== Task brief ==
In the entries that follow, find the word "Bangkok" and report each line it is on.

== Extracted records ==
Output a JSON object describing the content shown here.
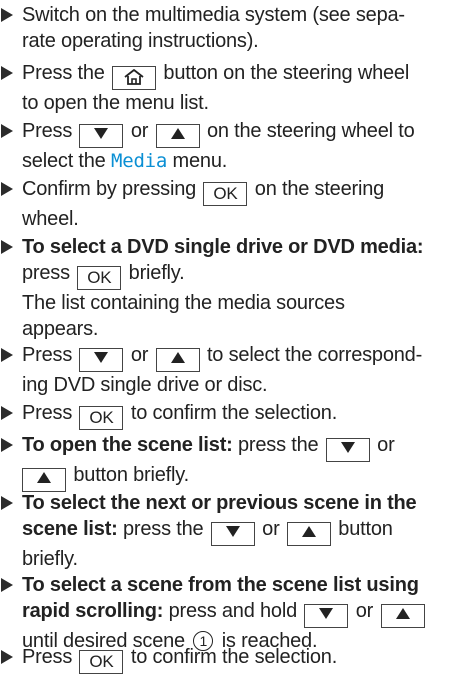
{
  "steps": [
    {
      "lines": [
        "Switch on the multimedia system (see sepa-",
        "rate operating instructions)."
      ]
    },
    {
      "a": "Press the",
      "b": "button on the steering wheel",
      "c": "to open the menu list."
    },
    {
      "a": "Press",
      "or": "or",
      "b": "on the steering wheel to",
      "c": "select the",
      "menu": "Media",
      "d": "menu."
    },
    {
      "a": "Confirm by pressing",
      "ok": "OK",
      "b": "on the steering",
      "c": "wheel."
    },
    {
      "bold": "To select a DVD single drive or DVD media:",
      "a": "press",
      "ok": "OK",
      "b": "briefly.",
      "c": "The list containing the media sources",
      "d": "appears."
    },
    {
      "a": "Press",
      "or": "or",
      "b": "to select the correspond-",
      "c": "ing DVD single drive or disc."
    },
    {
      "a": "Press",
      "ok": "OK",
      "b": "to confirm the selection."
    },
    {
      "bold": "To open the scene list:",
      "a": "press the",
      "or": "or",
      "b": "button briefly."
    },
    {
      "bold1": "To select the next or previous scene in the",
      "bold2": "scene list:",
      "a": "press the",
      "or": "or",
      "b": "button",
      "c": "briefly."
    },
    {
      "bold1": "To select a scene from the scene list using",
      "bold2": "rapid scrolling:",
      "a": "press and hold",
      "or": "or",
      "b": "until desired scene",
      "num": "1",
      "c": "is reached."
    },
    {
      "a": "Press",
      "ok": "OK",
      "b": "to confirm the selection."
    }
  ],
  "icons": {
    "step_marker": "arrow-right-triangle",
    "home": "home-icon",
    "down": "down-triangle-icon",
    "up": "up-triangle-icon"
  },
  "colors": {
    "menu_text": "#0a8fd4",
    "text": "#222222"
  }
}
--
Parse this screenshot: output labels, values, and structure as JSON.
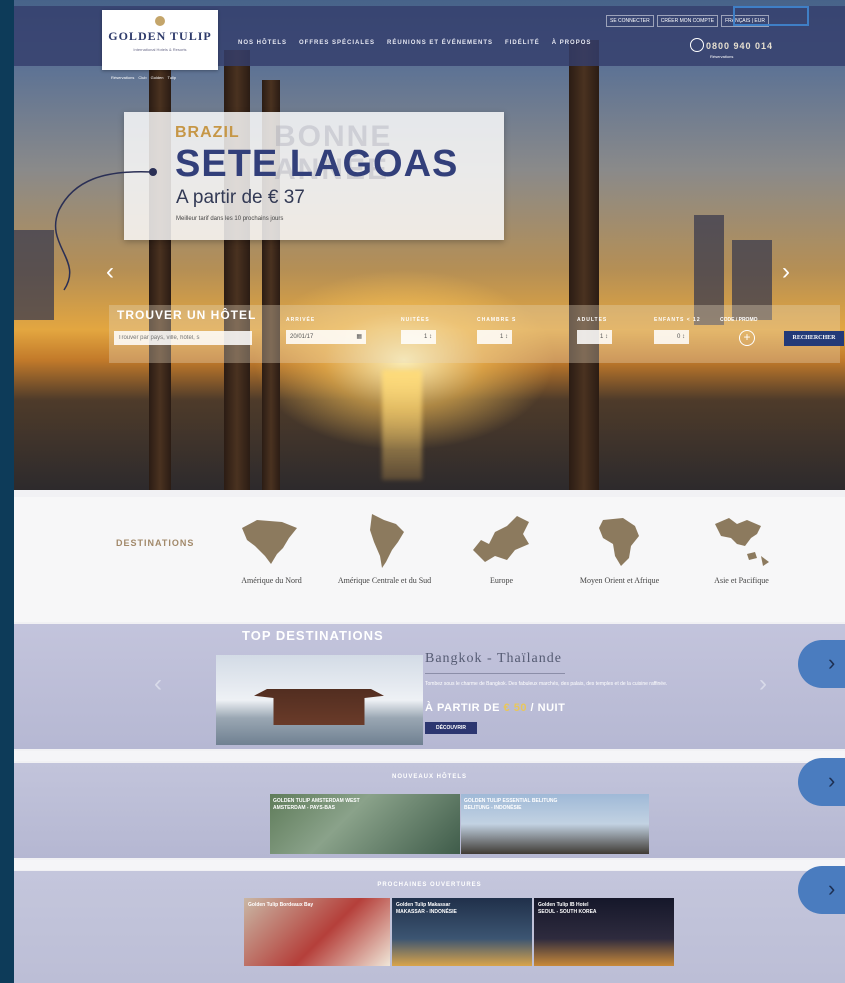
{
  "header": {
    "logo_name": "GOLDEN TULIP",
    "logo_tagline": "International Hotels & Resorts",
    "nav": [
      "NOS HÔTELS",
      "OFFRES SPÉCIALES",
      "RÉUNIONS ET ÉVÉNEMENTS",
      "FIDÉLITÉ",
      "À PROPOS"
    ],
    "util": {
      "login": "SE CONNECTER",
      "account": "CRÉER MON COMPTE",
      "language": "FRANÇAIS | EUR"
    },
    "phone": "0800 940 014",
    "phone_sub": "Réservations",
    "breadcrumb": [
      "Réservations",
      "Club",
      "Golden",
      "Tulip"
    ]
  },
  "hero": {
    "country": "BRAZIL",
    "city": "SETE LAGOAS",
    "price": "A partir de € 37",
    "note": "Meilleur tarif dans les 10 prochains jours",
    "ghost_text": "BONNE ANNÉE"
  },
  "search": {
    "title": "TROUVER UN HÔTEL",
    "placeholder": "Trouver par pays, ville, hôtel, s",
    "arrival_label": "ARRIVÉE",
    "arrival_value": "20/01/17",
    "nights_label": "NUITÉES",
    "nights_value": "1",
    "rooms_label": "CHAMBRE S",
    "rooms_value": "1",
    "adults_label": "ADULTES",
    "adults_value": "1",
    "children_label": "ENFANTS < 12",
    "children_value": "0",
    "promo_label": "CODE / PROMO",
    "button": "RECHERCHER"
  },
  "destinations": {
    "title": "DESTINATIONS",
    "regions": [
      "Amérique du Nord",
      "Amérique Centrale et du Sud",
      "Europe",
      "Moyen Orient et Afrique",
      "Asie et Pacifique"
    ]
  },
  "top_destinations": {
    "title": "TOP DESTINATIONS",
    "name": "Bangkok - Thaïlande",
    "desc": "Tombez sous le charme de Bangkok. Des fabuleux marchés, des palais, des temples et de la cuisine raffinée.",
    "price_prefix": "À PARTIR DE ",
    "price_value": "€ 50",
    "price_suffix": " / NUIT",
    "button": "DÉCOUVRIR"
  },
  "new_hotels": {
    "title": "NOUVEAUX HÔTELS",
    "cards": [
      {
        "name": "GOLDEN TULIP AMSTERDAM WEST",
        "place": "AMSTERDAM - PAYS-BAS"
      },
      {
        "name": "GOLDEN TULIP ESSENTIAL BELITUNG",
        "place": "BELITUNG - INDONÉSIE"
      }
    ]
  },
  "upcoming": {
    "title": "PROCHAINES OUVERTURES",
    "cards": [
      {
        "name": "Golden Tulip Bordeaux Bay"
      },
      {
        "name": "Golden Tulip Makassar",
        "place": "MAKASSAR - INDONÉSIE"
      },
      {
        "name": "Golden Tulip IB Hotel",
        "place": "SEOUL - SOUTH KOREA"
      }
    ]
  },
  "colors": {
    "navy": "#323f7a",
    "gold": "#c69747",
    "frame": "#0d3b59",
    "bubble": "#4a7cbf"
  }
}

== Answer for the task ==
    "name": "Bangkok - Thaïlande",
    "desc": "Tombez sous le charme de Bangkok. Des fabuleux marchés, des palais, des temples et de la cuisine raffinée.",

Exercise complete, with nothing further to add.